===== Text

1) Defining afternoon awaits Toffees
For the third time in 29 years, Everton’s Premier League status is on the line on the final day at Goodison Park although, unlike against Wimbledon in 1994 or Coventry in 1998, survival is in their own hands. The task sounds straightforward enough: beat a Bournemouth team with nothing to play for and a 70th consecutive season in the top flight is guaranteed. Everton, though, have an aversion to the straightforward. Sean Dyche does not have a decent striker available with Dominic Calvert-Lewin, who has been integral to the team’s recent improvement, hamstrung again. Unless Vitaliy Mykolenko recovers from a thigh injury, he will not have a recognised full-back (left or right) available either. Everton have not won at home since 11 March and were soundly beaten twice in five days by Gary O’Neil’s team just before the World Cup break, 4-1 in the Carabao Cup and 3-0 in the Premier League. A defining afternoon, laden with consequence on and off the pitch, awaits. Andy Hunter
2) Last roll of dice for Smith and Foxes
Leicester could scarcely have asked for kinder opposition than West Ham in a match they must win to have even a puncher’s chance of avoiding relegation on the final day. David Moyes’s side have the distraction of a looming Europa Conference League final and are likely to field a weakened side. In the final game before his contract expires, Dean Smith must decide whether to stick with the belt-and-braces back five that kept a rare clean sheet at Newcastle or recall one or both of James Maddison or Harvey Barnes, his most creative sparks who started that game on the bench. It seems inconceivable that a player as gifted as Maddison won’t line up for what may well be his final game for the club, and his selection would mean Harry Souttar or Wout Faes dropping out. Smith has some big and potentially unpopular decisions to make, albeit ones that will be rendered moot if the result at Goodison Park doesn’t go his side’s way. Barry Glendenning
3) Rutter to emerge from obscurity?

==========

*Tasks and exercises*.
1 – Decide whether each statement agrees with the football preview, answering yes or no and quoting the words from the preview that settle it: (a) Everton's last home win came on 11 March. (b) Maddison and Barnes were in the starting lineup at Newcastle. (c) West Ham are expected to put out a weakened side.
2 – Write the next part of the Premier League final-day preview, picking up after its last heading.
The entries that follow have no connection to the football preview above.

===== Material shown

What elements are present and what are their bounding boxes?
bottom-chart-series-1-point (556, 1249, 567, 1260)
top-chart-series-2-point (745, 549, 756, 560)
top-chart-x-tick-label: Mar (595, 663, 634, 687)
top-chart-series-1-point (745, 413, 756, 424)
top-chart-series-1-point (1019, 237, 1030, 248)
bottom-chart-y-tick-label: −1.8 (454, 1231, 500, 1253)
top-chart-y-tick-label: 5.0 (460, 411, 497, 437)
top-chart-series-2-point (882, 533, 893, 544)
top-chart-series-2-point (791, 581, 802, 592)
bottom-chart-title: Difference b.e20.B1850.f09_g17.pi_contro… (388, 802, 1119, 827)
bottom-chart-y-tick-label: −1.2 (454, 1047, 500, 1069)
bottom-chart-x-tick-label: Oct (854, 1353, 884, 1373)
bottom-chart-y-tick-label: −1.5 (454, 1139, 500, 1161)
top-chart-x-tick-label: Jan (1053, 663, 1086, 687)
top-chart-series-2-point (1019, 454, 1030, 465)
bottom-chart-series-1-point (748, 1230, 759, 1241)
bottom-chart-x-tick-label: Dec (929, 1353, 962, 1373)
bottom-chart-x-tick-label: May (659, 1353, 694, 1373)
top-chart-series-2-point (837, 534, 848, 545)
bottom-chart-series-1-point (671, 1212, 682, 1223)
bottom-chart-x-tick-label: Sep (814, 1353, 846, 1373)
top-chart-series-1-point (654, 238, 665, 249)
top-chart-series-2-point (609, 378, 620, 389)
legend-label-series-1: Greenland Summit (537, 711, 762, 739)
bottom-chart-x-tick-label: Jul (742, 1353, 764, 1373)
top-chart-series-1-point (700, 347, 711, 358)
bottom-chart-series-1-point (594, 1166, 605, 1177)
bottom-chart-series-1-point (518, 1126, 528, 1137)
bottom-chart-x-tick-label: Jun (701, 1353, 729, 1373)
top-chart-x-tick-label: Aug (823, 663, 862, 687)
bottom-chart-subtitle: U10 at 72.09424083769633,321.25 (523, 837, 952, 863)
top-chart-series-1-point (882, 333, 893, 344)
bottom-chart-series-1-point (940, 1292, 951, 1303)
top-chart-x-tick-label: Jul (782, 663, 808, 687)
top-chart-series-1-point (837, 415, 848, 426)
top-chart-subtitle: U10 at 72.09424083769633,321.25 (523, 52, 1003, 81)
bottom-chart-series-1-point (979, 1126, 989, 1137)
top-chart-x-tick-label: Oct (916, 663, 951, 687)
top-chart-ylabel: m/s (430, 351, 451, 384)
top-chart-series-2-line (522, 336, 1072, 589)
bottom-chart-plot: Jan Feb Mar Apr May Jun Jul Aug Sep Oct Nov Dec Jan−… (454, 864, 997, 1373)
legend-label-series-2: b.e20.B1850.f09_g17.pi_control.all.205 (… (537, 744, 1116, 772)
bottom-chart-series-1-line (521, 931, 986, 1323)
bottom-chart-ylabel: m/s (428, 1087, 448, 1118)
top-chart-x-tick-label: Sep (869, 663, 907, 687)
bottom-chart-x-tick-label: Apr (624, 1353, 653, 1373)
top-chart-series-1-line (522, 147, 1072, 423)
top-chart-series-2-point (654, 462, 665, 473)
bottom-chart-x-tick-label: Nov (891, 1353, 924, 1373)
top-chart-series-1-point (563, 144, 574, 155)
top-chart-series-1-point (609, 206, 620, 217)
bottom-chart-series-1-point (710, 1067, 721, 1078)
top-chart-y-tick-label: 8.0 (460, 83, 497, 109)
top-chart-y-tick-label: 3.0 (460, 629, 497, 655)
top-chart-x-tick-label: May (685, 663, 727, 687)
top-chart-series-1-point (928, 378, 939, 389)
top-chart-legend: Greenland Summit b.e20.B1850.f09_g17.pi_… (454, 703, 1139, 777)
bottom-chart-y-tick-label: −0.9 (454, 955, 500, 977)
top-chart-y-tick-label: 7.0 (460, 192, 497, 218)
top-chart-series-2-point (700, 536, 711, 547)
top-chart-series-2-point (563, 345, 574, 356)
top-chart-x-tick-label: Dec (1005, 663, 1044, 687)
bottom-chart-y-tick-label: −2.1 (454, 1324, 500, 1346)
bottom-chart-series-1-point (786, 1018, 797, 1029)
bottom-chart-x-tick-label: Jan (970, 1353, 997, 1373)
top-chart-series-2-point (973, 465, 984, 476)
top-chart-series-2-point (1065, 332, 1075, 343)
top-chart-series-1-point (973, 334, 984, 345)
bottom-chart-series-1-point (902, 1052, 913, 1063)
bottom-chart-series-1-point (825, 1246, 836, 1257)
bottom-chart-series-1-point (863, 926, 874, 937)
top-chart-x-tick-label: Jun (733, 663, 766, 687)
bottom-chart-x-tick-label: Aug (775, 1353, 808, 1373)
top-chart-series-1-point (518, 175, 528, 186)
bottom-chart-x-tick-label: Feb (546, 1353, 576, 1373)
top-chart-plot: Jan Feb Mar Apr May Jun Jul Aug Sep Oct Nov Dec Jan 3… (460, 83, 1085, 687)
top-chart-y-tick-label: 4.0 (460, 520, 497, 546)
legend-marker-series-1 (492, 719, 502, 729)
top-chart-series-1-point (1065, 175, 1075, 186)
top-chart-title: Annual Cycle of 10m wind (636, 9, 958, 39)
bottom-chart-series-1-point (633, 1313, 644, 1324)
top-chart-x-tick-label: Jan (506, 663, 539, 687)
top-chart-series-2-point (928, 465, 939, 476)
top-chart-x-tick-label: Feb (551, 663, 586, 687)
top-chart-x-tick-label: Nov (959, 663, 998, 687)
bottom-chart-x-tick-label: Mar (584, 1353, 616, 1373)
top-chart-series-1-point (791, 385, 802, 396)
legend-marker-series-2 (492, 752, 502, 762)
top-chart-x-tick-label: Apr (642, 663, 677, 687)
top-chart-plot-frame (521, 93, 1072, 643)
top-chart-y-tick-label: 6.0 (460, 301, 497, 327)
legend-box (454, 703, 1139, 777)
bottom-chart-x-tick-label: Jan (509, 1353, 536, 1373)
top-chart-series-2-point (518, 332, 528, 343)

==========

*Results in order*.
1 –
(a) Yes: "Everton have not won at home since 11 March"
(b) No: "his most creative sparks who started that game on the bench"
(c) Yes: "are likely to field a weakened side"

2 –
While Harry Kane looks well placed to end his Tottenham career with at least one goal at Elland Road – if indeed the England striker really is leaving Spurs this summer – Leeds lack a fit natural goalscorer. With Patrick Bamford hamstrung and Rodrigo nursing a troublesome foot injury – although there is a chance the latter could feature at some point – what does Sam Allardyce do? Like his predecessor, Javi Gracia, it is clear the latest Leeds interim manager does not believe that Georginio Rutter, the France Under-21 forward signed from Hoffenheim in January, is remotely ready for Premier League combat. Yet in a match where even a win for Leeds may not avert relegation while Spurs aim to secure a Europa Conference League place by leapfrogging Aston Villa, Allardyce may have no option but to hurl Rutter in at the deep end. Right here, right now, luck surely matters more than tactical ingenuity. Deploying Robin Koch as an out-of-position midfield enforcer is all very well but on what appears poised to be a day of farewells, Big Sam can realistically do little more than hope for the best. Louise Taylor
4) A European dilemma for Villa fans
Aston Villa can finish no higher than seventh and Brighton in no more exalted a position than sixth whatever the outcome at Villa Park on Sunday. The home side do have something more than pride to play for, as anything less than a win for Unai Emery’s side could cost them qualification for the Europa Conference League. A four-times Europa League winner with Villarreal (one) and Sevilla (three), Emery knows what it takes to triumph in Europe and the prospect of seeing their team play in continental competition for the first time since 2010 will have many fans excited. But given the transformation in Villa’s fortunes since the Spaniard’s appointment, some might happily forego the prospect of the Thursday-Sunday grind in favour of a far less hectic schedule that could conceivably end with them knocking on the top-four door next season. BG
5) Can United launch title bid next term?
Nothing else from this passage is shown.